▸ What the task asks
Write out the data again in full, exactly as it reads.
** Begin Exercise inputs **
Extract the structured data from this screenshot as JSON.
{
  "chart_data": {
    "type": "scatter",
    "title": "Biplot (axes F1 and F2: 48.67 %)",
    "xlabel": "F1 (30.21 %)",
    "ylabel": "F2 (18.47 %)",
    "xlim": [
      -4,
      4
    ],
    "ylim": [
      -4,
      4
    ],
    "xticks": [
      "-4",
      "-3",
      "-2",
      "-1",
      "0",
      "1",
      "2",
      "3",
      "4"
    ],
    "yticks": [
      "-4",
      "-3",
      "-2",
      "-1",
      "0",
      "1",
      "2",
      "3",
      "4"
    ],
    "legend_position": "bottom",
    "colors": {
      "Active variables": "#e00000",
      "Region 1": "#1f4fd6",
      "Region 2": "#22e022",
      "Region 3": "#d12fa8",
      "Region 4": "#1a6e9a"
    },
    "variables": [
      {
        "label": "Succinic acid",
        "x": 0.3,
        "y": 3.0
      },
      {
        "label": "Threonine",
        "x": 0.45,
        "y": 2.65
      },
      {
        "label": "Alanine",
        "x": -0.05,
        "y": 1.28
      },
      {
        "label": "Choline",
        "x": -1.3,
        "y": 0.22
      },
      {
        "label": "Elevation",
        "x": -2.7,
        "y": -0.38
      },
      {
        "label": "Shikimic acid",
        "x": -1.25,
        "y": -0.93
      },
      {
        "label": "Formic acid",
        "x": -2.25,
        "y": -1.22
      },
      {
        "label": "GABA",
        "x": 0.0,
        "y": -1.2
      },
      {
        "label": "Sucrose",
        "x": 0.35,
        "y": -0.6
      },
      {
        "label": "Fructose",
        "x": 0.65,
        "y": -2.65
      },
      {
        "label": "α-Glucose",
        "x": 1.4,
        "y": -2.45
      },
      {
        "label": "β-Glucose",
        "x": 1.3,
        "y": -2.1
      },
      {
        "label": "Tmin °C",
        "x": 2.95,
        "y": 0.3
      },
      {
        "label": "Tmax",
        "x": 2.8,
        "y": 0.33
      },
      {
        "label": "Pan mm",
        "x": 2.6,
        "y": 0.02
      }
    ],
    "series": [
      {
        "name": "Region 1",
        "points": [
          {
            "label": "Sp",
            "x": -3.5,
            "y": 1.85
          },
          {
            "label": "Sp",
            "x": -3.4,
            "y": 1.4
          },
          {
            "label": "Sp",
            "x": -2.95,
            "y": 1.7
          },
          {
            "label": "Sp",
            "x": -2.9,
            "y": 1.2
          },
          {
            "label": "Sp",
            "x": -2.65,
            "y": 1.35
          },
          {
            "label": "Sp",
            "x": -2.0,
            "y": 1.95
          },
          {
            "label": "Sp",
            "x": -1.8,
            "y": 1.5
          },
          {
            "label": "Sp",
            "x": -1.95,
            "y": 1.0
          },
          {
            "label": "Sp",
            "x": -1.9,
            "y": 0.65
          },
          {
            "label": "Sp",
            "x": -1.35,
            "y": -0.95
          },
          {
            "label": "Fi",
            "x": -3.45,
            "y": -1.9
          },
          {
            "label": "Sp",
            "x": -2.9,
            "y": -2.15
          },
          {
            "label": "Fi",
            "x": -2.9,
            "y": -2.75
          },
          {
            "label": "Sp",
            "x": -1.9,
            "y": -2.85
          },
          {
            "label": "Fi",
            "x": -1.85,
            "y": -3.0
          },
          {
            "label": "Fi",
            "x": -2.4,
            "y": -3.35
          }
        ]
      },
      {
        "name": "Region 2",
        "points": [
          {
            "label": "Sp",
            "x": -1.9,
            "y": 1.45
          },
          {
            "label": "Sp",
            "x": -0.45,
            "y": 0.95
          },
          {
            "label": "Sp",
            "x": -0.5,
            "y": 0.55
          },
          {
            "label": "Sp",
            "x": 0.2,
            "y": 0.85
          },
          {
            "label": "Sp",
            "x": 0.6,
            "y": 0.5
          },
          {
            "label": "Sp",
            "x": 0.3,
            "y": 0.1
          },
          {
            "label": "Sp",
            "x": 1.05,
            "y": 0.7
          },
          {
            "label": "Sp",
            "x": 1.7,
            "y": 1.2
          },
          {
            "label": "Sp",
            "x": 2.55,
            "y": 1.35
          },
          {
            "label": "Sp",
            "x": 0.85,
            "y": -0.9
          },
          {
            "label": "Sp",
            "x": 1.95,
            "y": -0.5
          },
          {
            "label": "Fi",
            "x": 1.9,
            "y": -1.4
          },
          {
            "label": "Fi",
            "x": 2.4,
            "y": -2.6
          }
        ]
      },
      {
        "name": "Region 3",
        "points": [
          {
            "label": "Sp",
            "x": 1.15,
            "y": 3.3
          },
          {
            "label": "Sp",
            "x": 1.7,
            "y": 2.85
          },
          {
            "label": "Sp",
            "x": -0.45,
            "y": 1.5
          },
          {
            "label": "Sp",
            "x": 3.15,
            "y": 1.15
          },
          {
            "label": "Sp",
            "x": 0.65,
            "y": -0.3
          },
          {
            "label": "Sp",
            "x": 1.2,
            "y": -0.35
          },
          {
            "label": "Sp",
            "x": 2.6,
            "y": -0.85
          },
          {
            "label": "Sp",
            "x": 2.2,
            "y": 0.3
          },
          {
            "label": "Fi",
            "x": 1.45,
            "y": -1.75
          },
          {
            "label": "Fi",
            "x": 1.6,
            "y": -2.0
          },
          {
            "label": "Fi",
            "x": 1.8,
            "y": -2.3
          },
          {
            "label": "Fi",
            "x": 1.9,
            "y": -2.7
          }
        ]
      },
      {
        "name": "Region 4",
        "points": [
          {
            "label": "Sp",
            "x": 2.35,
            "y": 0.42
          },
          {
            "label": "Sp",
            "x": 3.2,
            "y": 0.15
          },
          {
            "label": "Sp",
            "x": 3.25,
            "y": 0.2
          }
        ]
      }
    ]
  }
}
** End Exercise inputs **
▸ Reply
Extract the structured data from this screenshot as JSON.
{
  "chart_data": {
    "type": "scatter",
    "title": "Biplot (axes F1 and F2: 48.67 %)",
    "xlabel": "F1 (30.21 %)",
    "ylabel": "F2 (18.47 %)",
    "xlim": [
      -4,
      4
    ],
    "ylim": [
      -4,
      4
    ],
    "xticks": [
      "-4",
      "-3",
      "-2",
      "-1",
      "0",
      "1",
      "2",
      "3",
      "4"
    ],
    "yticks": [
      "-4",
      "-3",
      "-2",
      "-1",
      "0",
      "1",
      "2",
      "3",
      "4"
    ],
    "legend_position": "bottom",
    "colors": {
      "Active variables": "#e00000",
      "Region 1": "#1f4fd6",
      "Region 2": "#22e022",
      "Region 3": "#d12fa8",
      "Region 4": "#1a6e9a"
    },
    "variables": [
      {
        "label": "Succinic acid",
        "x": 0.3,
        "y": 3.0
      },
      {
        "label": "Threonine",
        "x": 0.45,
        "y": 2.65
      },
      {
        "label": "Alanine",
        "x": -0.05,
        "y": 1.28
      },
      {
        "label": "Choline",
        "x": -1.3,
        "y": 0.22
      },
      {
        "label": "Elevation",
        "x": -2.7,
        "y": -0.38
      },
      {
        "label": "Shikimic acid",
        "x": -1.25,
        "y": -0.93
      },
      {
        "label": "Formic acid",
        "x": -2.25,
        "y": -1.22
      },
      {
        "label": "GABA",
        "x": 0.0,
        "y": -1.2
      },
      {
        "label": "Sucrose",
        "x": 0.35,
        "y": -0.6
      },
      {
        "label": "Fructose",
        "x": 0.65,
        "y": -2.65
      },
      {
        "label": "α-Glucose",
        "x": 1.4,
        "y": -2.45
      },
      {
        "label": "β-Glucose",
        "x": 1.3,
        "y": -2.1
      },
      {
        "label": "Tmin °C",
        "x": 2.95,
        "y": 0.3
      },
      {
        "label": "Tmax",
        "x": 2.8,
        "y": 0.33
      },
      {
        "label": "Pan mm",
        "x": 2.6,
        "y": 0.02
      }
    ],
    "series": [
      {
        "name": "Region 1",
        "points": [
          {
            "label": "Sp",
            "x": -3.5,
            "y": 1.85
          },
          {
            "label": "Sp",
            "x": -3.4,
            "y": 1.4
          },
          {
            "label": "Sp",
            "x": -2.95,
            "y": 1.7
          },
          {
            "label": "Sp",
            "x": -2.9,
            "y": 1.2
          },
          {
            "label": "Sp",
            "x": -2.65,
            "y": 1.35
          },
          {
            "label": "Sp",
            "x": -2.0,
            "y": 1.95
          },
          {
            "label": "Sp",
            "x": -1.8,
            "y": 1.5
          },
          {
            "label": "Sp",
            "x": -1.95,
            "y": 1.0
          },
          {
            "label": "Sp",
            "x": -1.9,
            "y": 0.65
          },
          {
            "label": "Sp",
            "x": -1.35,
            "y": -0.95
          },
          {
            "label": "Fi",
            "x": -3.45,
            "y": -1.9
          },
          {
            "label": "Sp",
            "x": -2.9,
            "y": -2.15
          },
          {
            "label": "Fi",
            "x": -2.9,
            "y": -2.75
          },
          {
            "label": "Sp",
            "x": -1.9,
            "y": -2.85
          },
          {
            "label": "Fi",
            "x": -1.85,
            "y": -3.0
          },
          {
            "label": "Fi",
            "x": -2.4,
            "y": -3.35
          }
        ]
      },
      {
        "name": "Region 2",
        "points": [
          {
            "label": "Sp",
            "x": -1.9,
            "y": 1.45
          },
          {
            "label": "Sp",
            "x": -0.45,
            "y": 0.95
          },
          {
            "label": "Sp",
            "x": -0.5,
            "y": 0.55
          },
          {
            "label": "Sp",
            "x": 0.2,
            "y": 0.85
          },
          {
            "label": "Sp",
            "x": 0.6,
            "y": 0.5
          },
          {
            "label": "Sp",
            "x": 0.3,
            "y": 0.1
          },
          {
            "label": "Sp",
            "x": 1.05,
            "y": 0.7
          },
          {
            "label": "Sp",
            "x": 1.7,
            "y": 1.2
          },
          {
            "label": "Sp",
            "x": 2.55,
            "y": 1.35
          },
          {
            "label": "Sp",
            "x": 0.85,
            "y": -0.9
          },
          {
            "label": "Sp",
            "x": 1.95,
            "y": -0.5
          },
          {
            "label": "Fi",
            "x": 1.9,
            "y": -1.4
          },
          {
            "label": "Fi",
            "x": 2.4,
            "y": -2.6
          }
        ]
      },
      {
        "name": "Region 3",
        "points": [
          {
            "label": "Sp",
            "x": 1.15,
            "y": 3.3
          },
          {
            "label": "Sp",
            "x": 1.7,
            "y": 2.85
          },
          {
            "label": "Sp",
            "x": -0.45,
            "y": 1.5
          },
          {
            "label": "Sp",
            "x": 3.15,
            "y": 1.15
          },
          {
            "label": "Sp",
            "x": 0.65,
            "y": -0.3
          },
          {
            "label": "Sp",
            "x": 1.2,
            "y": -0.35
          },
          {
            "label": "Sp",
            "x": 2.6,
            "y": -0.85
          },
          {
            "label": "Sp",
            "x": 2.2,
            "y": 0.3
          },
          {
            "label": "Fi",
            "x": 1.45,
            "y": -1.75
          },
          {
            "label": "Fi",
            "x": 1.6,
            "y": -2.0
          },
          {
            "label": "Fi",
            "x": 1.8,
            "y": -2.3
          },
          {
            "label": "Fi",
            "x": 1.9,
            "y": -2.7
          }
        ]
      },
      {
        "name": "Region 4",
        "points": [
          {
            "label": "Sp",
            "x": 2.35,
            "y": 0.42
          },
          {
            "label": "Sp",
            "x": 3.2,
            "y": 0.15
          },
          {
            "label": "Sp",
            "x": 3.25,
            "y": 0.2
          }
        ]
      }
    ]
  }
}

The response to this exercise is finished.